Your task is to print all of the material verbatim.

**Data to process:**
***
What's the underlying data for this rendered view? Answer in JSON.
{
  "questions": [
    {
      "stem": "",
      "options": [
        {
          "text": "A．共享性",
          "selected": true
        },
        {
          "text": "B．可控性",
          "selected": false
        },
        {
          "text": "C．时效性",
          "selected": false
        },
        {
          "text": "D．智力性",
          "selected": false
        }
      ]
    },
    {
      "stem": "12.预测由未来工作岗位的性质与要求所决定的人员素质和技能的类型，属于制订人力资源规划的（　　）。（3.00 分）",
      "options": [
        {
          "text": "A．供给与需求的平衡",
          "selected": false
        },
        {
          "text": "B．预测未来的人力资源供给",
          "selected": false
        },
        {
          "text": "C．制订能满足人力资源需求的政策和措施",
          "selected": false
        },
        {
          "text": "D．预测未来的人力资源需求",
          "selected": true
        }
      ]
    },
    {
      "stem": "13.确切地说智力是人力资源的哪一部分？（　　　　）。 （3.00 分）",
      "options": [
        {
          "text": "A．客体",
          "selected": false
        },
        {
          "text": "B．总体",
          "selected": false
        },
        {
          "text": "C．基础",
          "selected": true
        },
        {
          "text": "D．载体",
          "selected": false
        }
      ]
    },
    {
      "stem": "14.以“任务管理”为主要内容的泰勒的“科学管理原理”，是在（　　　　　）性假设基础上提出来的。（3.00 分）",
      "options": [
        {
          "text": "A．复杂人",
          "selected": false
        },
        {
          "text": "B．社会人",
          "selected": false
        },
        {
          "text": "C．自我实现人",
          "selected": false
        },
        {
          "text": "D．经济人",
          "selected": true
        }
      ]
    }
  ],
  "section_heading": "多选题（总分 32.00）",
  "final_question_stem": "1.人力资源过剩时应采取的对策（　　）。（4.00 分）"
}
***
**Final answer:**
What's the underlying data for this rendered view? Answer in JSON.
{
  "questions": [
    {
      "stem": "",
      "options": [
        {
          "text": "A．共享性",
          "selected": true
        },
        {
          "text": "B．可控性",
          "selected": false
        },
        {
          "text": "C．时效性",
          "selected": false
        },
        {
          "text": "D．智力性",
          "selected": false
        }
      ]
    },
    {
      "stem": "12.预测由未来工作岗位的性质与要求所决定的人员素质和技能的类型，属于制订人力资源规划的（　　）。（3.00 分）",
      "options": [
        {
          "text": "A．供给与需求的平衡",
          "selected": false
        },
        {
          "text": "B．预测未来的人力资源供给",
          "selected": false
        },
        {
          "text": "C．制订能满足人力资源需求的政策和措施",
          "selected": false
        },
        {
          "text": "D．预测未来的人力资源需求",
          "selected": true
        }
      ]
    },
    {
      "stem": "13.确切地说智力是人力资源的哪一部分？（　　　　）。 （3.00 分）",
      "options": [
        {
          "text": "A．客体",
          "selected": false
        },
        {
          "text": "B．总体",
          "selected": false
        },
        {
          "text": "C．基础",
          "selected": true
        },
        {
          "text": "D．载体",
          "selected": false
        }
      ]
    },
    {
      "stem": "14.以“任务管理”为主要内容的泰勒的“科学管理原理”，是在（　　　　　）性假设基础上提出来的。（3.00 分）",
      "options": [
        {
          "text": "A．复杂人",
          "selected": false
        },
        {
          "text": "B．社会人",
          "selected": false
        },
        {
          "text": "C．自我实现人",
          "selected": false
        },
        {
          "text": "D．经济人",
          "selected": true
        }
      ]
    }
  ],
  "section_heading": "多选题（总分 32.00）",
  "final_question_stem": "1.人力资源过剩时应采取的对策（　　）。（4.00 分）"
}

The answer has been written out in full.